TASK STATEMENT:
Check the listing below line by line and report how many lines hold "challenges", with no other words.

GIVEN DATA:
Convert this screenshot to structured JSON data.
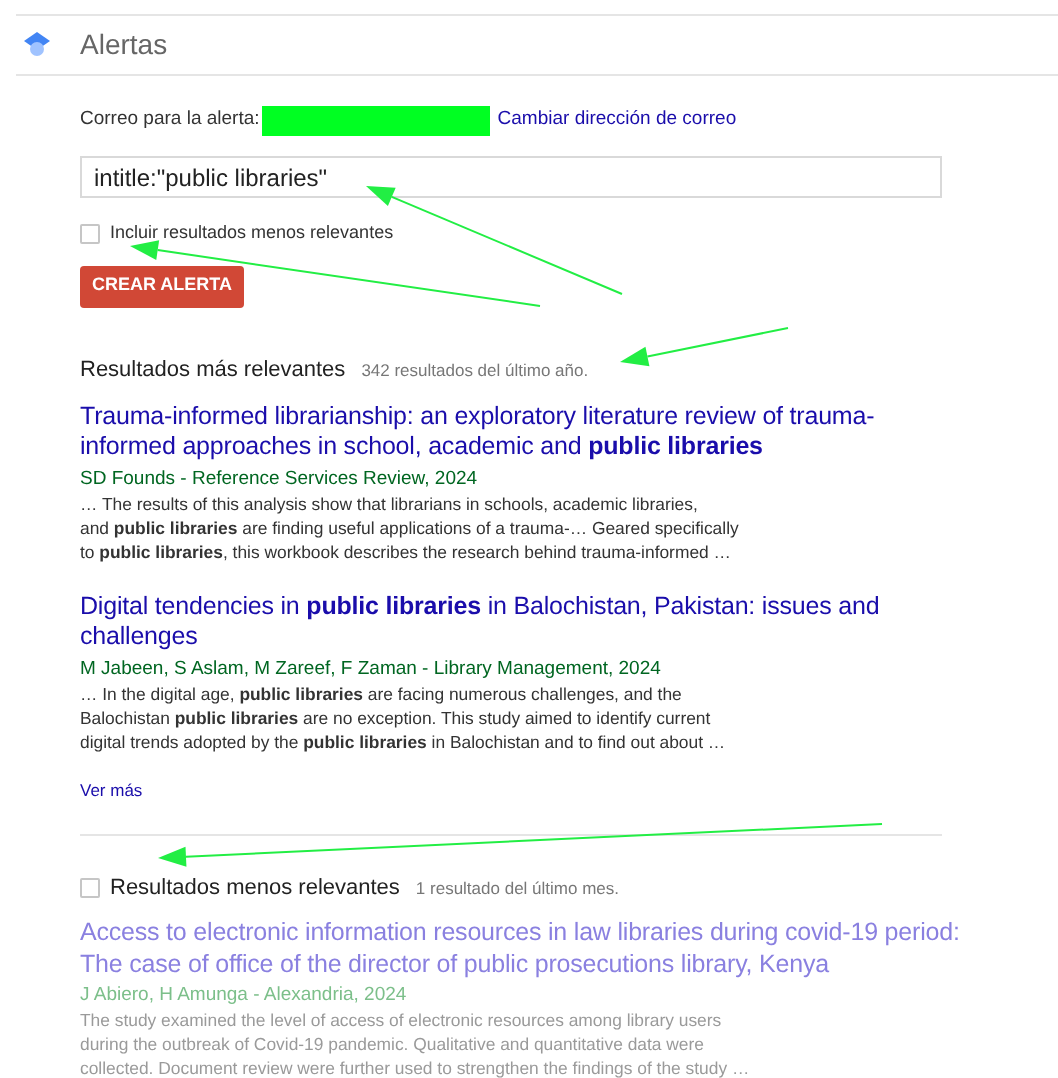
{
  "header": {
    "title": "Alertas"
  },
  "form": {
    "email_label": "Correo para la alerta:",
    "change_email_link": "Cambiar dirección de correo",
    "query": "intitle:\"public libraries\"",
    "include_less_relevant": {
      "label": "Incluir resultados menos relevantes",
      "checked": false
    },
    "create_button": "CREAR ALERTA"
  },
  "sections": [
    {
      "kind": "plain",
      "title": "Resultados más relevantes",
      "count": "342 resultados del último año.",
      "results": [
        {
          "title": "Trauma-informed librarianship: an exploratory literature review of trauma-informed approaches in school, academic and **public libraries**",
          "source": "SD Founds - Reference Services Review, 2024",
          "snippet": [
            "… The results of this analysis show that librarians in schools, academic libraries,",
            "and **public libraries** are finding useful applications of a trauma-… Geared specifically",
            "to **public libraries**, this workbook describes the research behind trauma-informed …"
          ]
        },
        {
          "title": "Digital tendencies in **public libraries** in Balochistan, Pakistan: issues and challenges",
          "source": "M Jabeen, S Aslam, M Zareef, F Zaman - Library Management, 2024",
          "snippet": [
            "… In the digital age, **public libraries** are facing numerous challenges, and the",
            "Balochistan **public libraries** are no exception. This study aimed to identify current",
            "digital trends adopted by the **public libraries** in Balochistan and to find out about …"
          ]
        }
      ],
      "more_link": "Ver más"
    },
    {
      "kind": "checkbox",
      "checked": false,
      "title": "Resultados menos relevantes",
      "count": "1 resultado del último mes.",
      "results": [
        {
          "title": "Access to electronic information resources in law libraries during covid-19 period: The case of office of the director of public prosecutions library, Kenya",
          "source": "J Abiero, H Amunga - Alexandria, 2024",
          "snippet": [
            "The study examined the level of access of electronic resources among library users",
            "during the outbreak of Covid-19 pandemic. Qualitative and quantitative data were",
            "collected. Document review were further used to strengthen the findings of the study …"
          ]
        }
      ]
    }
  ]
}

SOLUTION FOR THIS TASK:
2